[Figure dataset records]
== == ==

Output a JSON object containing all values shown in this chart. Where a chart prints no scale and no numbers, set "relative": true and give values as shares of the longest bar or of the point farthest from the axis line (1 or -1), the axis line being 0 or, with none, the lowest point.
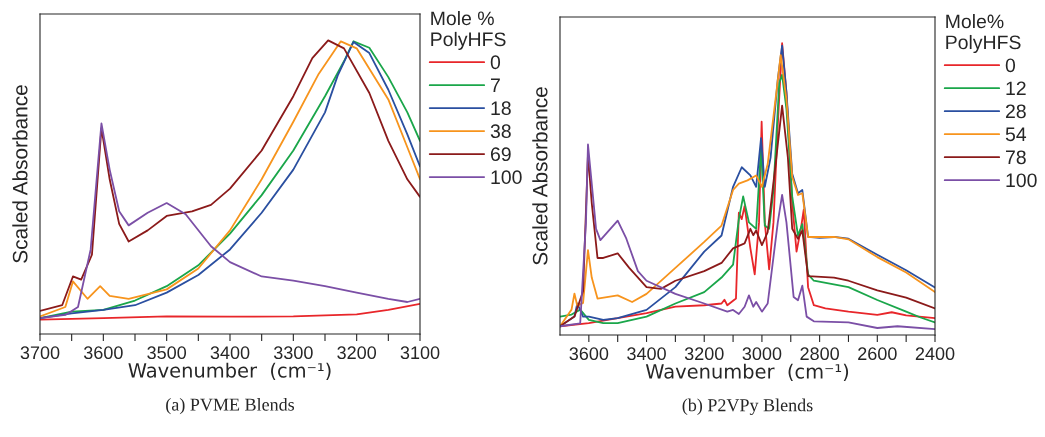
{
  "chart_data": [
    {
      "type": "line",
      "relative": true,
      "xlabel": "Wavenumber  (cm⁻¹)",
      "ylabel": "Scaled Absorbance",
      "legend_title": "Mole %\nPolyHFS",
      "legend": "right",
      "annotations": [
        "(a) PVME Blends"
      ],
      "xlim": [
        3700,
        3100
      ],
      "xticks": [
        3700,
        {
          "value": 3650,
          "label": null
        },
        3600,
        {
          "value": 3550,
          "label": null
        },
        3500,
        {
          "value": 3450,
          "label": null
        },
        3400,
        {
          "value": 3350,
          "label": null
        },
        3300,
        {
          "value": 3250,
          "label": null
        },
        3200,
        {
          "value": 3150,
          "label": null
        },
        3100
      ],
      "series": [
        {
          "name": "0",
          "color": "#e8262a",
          "x": [
            3700,
            3600,
            3500,
            3400,
            3300,
            3200,
            3150,
            3100
          ],
          "values": [
            0.049,
            0.054,
            0.06,
            0.059,
            0.06,
            0.067,
            0.082,
            0.103
          ]
        },
        {
          "name": "7",
          "color": "#1aa64a",
          "x": [
            3700,
            3650,
            3600,
            3550,
            3500,
            3450,
            3400,
            3350,
            3300,
            3250,
            3220,
            3205,
            3180,
            3150,
            3120,
            3100
          ],
          "values": [
            0.054,
            0.076,
            0.082,
            0.114,
            0.163,
            0.234,
            0.342,
            0.473,
            0.625,
            0.81,
            0.929,
            0.997,
            0.975,
            0.875,
            0.755,
            0.658
          ]
        },
        {
          "name": "18",
          "color": "#2a4fa0",
          "x": [
            3700,
            3650,
            3600,
            3550,
            3500,
            3450,
            3400,
            3350,
            3300,
            3250,
            3230,
            3205,
            3180,
            3150,
            3120,
            3100
          ],
          "values": [
            0.054,
            0.07,
            0.082,
            0.098,
            0.141,
            0.201,
            0.288,
            0.413,
            0.56,
            0.755,
            0.88,
            0.995,
            0.957,
            0.832,
            0.68,
            0.571
          ]
        },
        {
          "name": "38",
          "color": "#f7941d",
          "x": [
            3700,
            3660,
            3648,
            3625,
            3605,
            3590,
            3560,
            3500,
            3450,
            3400,
            3350,
            3300,
            3260,
            3225,
            3200,
            3150,
            3120,
            3100
          ],
          "values": [
            0.06,
            0.092,
            0.179,
            0.12,
            0.163,
            0.13,
            0.12,
            0.152,
            0.223,
            0.353,
            0.527,
            0.723,
            0.886,
            0.997,
            0.973,
            0.799,
            0.636,
            0.527
          ]
        },
        {
          "name": "69",
          "color": "#8b1a1a",
          "x": [
            3700,
            3665,
            3648,
            3635,
            3618,
            3603,
            3590,
            3575,
            3560,
            3530,
            3500,
            3460,
            3430,
            3400,
            3350,
            3300,
            3270,
            3245,
            3220,
            3180,
            3150,
            3120,
            3100
          ],
          "values": [
            0.079,
            0.098,
            0.196,
            0.185,
            0.27,
            0.701,
            0.527,
            0.375,
            0.315,
            0.353,
            0.402,
            0.418,
            0.44,
            0.495,
            0.625,
            0.81,
            0.94,
            1.0,
            0.973,
            0.821,
            0.658,
            0.527,
            0.467
          ]
        },
        {
          "name": "100",
          "color": "#7b4fa6",
          "x": [
            3700,
            3660,
            3640,
            3620,
            3603,
            3590,
            3575,
            3560,
            3530,
            3500,
            3470,
            3430,
            3400,
            3350,
            3300,
            3250,
            3200,
            3150,
            3120,
            3100
          ],
          "values": [
            0.054,
            0.065,
            0.092,
            0.288,
            0.717,
            0.56,
            0.418,
            0.37,
            0.413,
            0.446,
            0.408,
            0.299,
            0.245,
            0.196,
            0.182,
            0.163,
            0.141,
            0.12,
            0.109,
            0.12
          ]
        }
      ]
    },
    {
      "type": "line",
      "relative": true,
      "xlabel": "Wavenumber  (cm⁻¹)",
      "ylabel": "Scaled Absorbance",
      "legend_title": "Mole%\nPolyHFS",
      "legend": "right",
      "annotations": [
        "(b) P2VPy Blends"
      ],
      "xlim": [
        3700,
        2400
      ],
      "xticks": [
        3600,
        {
          "value": 3500,
          "label": null
        },
        3400,
        {
          "value": 3300,
          "label": null
        },
        3200,
        {
          "value": 3100,
          "label": null
        },
        3000,
        {
          "value": 2900,
          "label": null
        },
        2800,
        {
          "value": 2700,
          "label": null
        },
        2600,
        {
          "value": 2500,
          "label": null
        },
        2400
      ],
      "series": [
        {
          "name": "0",
          "color": "#e8262a",
          "x": [
            3700,
            3600,
            3500,
            3400,
            3300,
            3200,
            3140,
            3130,
            3120,
            3090,
            3080,
            3070,
            3060,
            3040,
            3025,
            3010,
            3001,
            2990,
            2975,
            2960,
            2945,
            2930,
            2915,
            2895,
            2880,
            2865,
            2855,
            2840,
            2820,
            2780,
            2700,
            2600,
            2550,
            2500,
            2400
          ],
          "values": [
            0.03,
            0.041,
            0.058,
            0.075,
            0.097,
            0.102,
            0.108,
            0.121,
            0.102,
            0.125,
            0.419,
            0.397,
            0.442,
            0.297,
            0.208,
            0.386,
            0.731,
            0.386,
            0.225,
            0.386,
            0.72,
            1.0,
            0.831,
            0.453,
            0.286,
            0.364,
            0.43,
            0.164,
            0.102,
            0.091,
            0.08,
            0.069,
            0.078,
            0.067,
            0.058
          ]
        },
        {
          "name": "12",
          "color": "#1aa64a",
          "x": [
            3700,
            3660,
            3630,
            3600,
            3550,
            3500,
            3400,
            3300,
            3200,
            3140,
            3100,
            3080,
            3065,
            3045,
            3020,
            3003,
            2990,
            2975,
            2960,
            2940,
            2930,
            2915,
            2895,
            2875,
            2860,
            2840,
            2820,
            2700,
            2600,
            2500,
            2450,
            2400
          ],
          "values": [
            0.063,
            0.07,
            0.087,
            0.052,
            0.041,
            0.041,
            0.063,
            0.108,
            0.147,
            0.197,
            0.241,
            0.397,
            0.475,
            0.386,
            0.364,
            0.642,
            0.375,
            0.364,
            0.497,
            0.864,
            0.892,
            0.775,
            0.475,
            0.341,
            0.38,
            0.208,
            0.186,
            0.164,
            0.12,
            0.08,
            0.06,
            0.043
          ]
        },
        {
          "name": "28",
          "color": "#2a4fa0",
          "x": [
            3700,
            3650,
            3640,
            3620,
            3600,
            3550,
            3500,
            3400,
            3300,
            3200,
            3140,
            3100,
            3070,
            3040,
            3020,
            3003,
            2990,
            2970,
            2945,
            2930,
            2915,
            2895,
            2875,
            2860,
            2840,
            2800,
            2750,
            2700,
            2600,
            2500,
            2400
          ],
          "values": [
            0.03,
            0.063,
            0.108,
            0.063,
            0.063,
            0.052,
            0.058,
            0.086,
            0.164,
            0.286,
            0.341,
            0.508,
            0.575,
            0.547,
            0.508,
            0.675,
            0.508,
            0.608,
            0.876,
            0.992,
            0.831,
            0.553,
            0.486,
            0.497,
            0.336,
            0.333,
            0.336,
            0.33,
            0.275,
            0.222,
            0.163
          ]
        },
        {
          "name": "54",
          "color": "#f7941d",
          "x": [
            3700,
            3660,
            3650,
            3640,
            3620,
            3603,
            3590,
            3570,
            3500,
            3450,
            3400,
            3300,
            3200,
            3140,
            3100,
            3080,
            3050,
            3020,
            3000,
            2980,
            2950,
            2935,
            2915,
            2895,
            2875,
            2860,
            2840,
            2750,
            2700,
            2600,
            2500,
            2400
          ],
          "values": [
            0.03,
            0.087,
            0.142,
            0.1,
            0.11,
            0.291,
            0.197,
            0.125,
            0.136,
            0.113,
            0.141,
            0.23,
            0.319,
            0.375,
            0.497,
            0.519,
            0.53,
            0.547,
            0.508,
            0.586,
            0.831,
            0.959,
            0.808,
            0.542,
            0.48,
            0.486,
            0.336,
            0.336,
            0.328,
            0.267,
            0.214,
            0.147
          ]
        },
        {
          "name": "78",
          "color": "#8b1a1a",
          "x": [
            3700,
            3650,
            3620,
            3603,
            3590,
            3570,
            3550,
            3500,
            3460,
            3400,
            3350,
            3300,
            3200,
            3140,
            3100,
            3060,
            3040,
            3030,
            3020,
            3000,
            2980,
            2950,
            2930,
            2910,
            2895,
            2875,
            2860,
            2840,
            2750,
            2700,
            2600,
            2500,
            2400
          ],
          "values": [
            0.03,
            0.063,
            0.15,
            0.62,
            0.453,
            0.264,
            0.264,
            0.28,
            0.23,
            0.164,
            0.158,
            0.186,
            0.219,
            0.247,
            0.297,
            0.314,
            0.364,
            0.342,
            0.358,
            0.308,
            0.353,
            0.608,
            0.786,
            0.608,
            0.364,
            0.33,
            0.358,
            0.202,
            0.197,
            0.186,
            0.153,
            0.128,
            0.091
          ]
        },
        {
          "name": "100",
          "color": "#7b4fa6",
          "x": [
            3700,
            3630,
            3610,
            3603,
            3590,
            3575,
            3560,
            3500,
            3470,
            3430,
            3400,
            3300,
            3200,
            3120,
            3100,
            3080,
            3060,
            3045,
            3030,
            3020,
            3000,
            2980,
            2945,
            2930,
            2915,
            2890,
            2875,
            2860,
            2845,
            2820,
            2700,
            2600,
            2530,
            2400
          ],
          "values": [
            0.03,
            0.04,
            0.386,
            0.653,
            0.519,
            0.364,
            0.325,
            0.392,
            0.33,
            0.219,
            0.186,
            0.141,
            0.108,
            0.08,
            0.086,
            0.072,
            0.097,
            0.136,
            0.097,
            0.113,
            0.08,
            0.108,
            0.386,
            0.48,
            0.386,
            0.13,
            0.119,
            0.169,
            0.063,
            0.047,
            0.043,
            0.024,
            0.03,
            0.02
          ]
        }
      ]
    }
  ]
}
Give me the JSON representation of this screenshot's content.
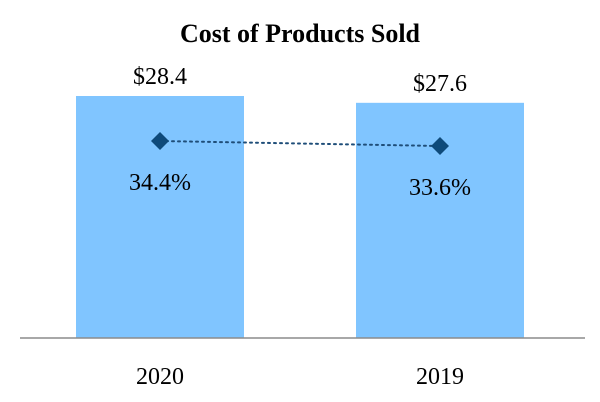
{
  "chart_data": {
    "type": "bar",
    "title": "Cost of Products Sold",
    "categories": [
      "2020",
      "2019"
    ],
    "series": [
      {
        "name": "Cost of Products Sold",
        "kind": "bar",
        "values": [
          28.4,
          27.6
        ],
        "labels": [
          "$28.4",
          "$27.6"
        ]
      },
      {
        "name": "Percent",
        "kind": "line",
        "values": [
          34.4,
          33.6
        ],
        "labels": [
          "34.4%",
          "33.6%"
        ]
      }
    ],
    "xlabel": "",
    "ylabel": "",
    "grid": false,
    "colors": {
      "bar": "#80c5ff",
      "marker": "#0e4a7a",
      "line": "#1f4e79",
      "axis": "#8c8c8c"
    }
  }
}
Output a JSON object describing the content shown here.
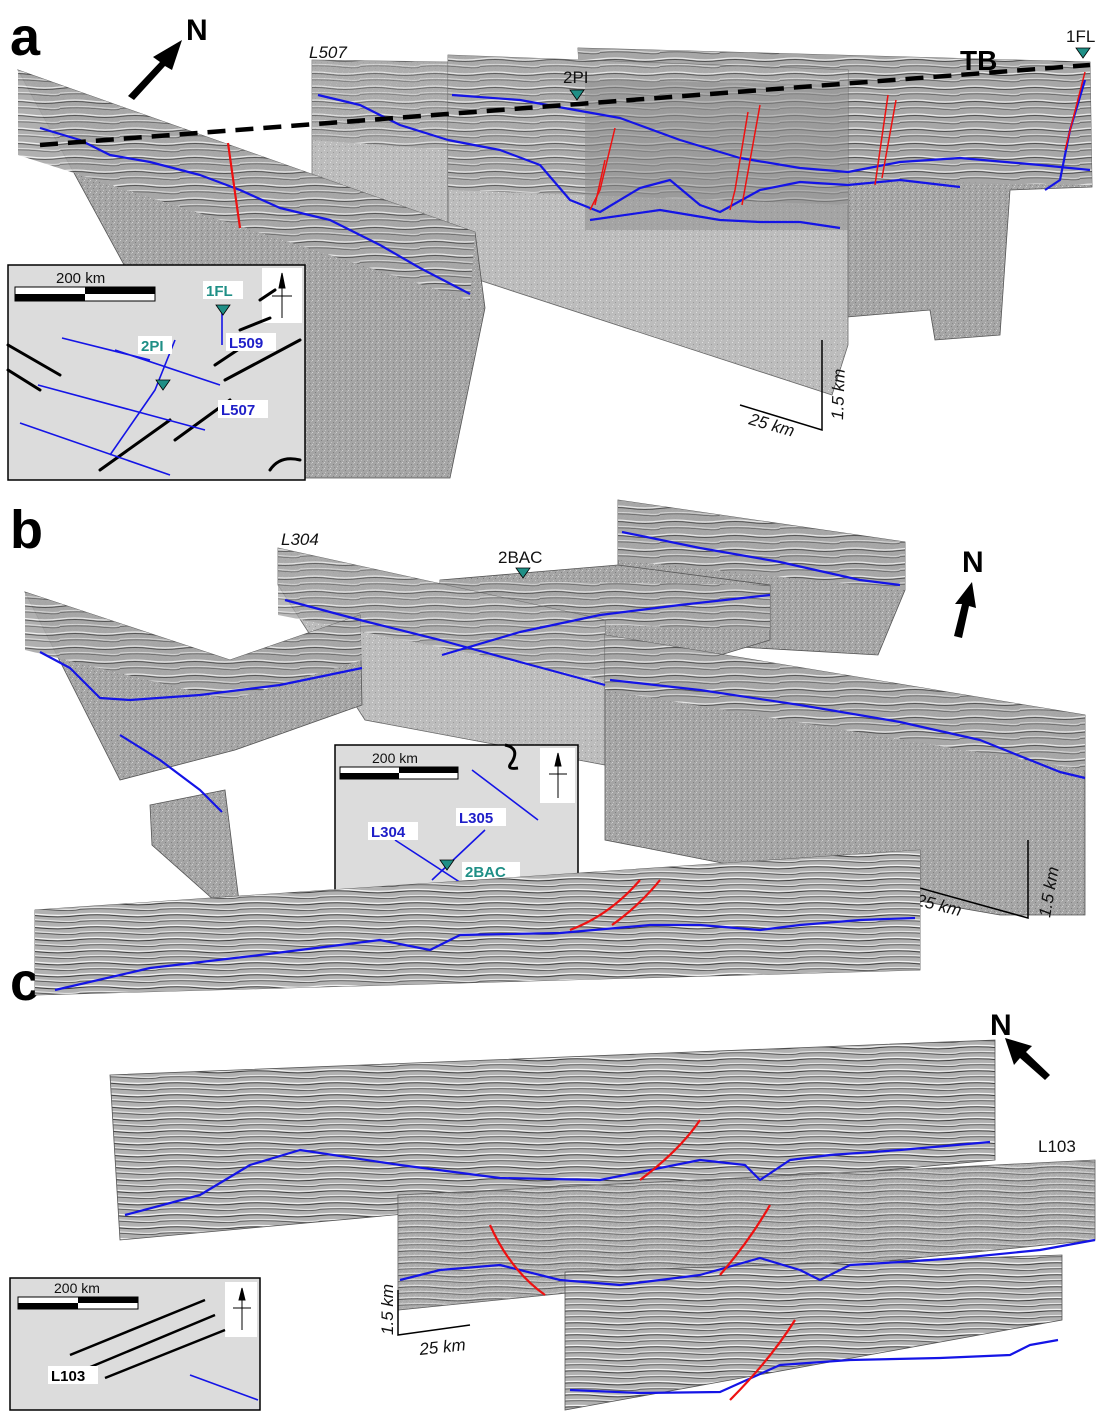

== == ==

• [EXERCISE DETAILS]:
Extract, from the material above, each line holding the word "Sold".

• [FULL OUTPUT]:
    "title": "Cost of Products Sold",
        "name": "Cost of Products Sold",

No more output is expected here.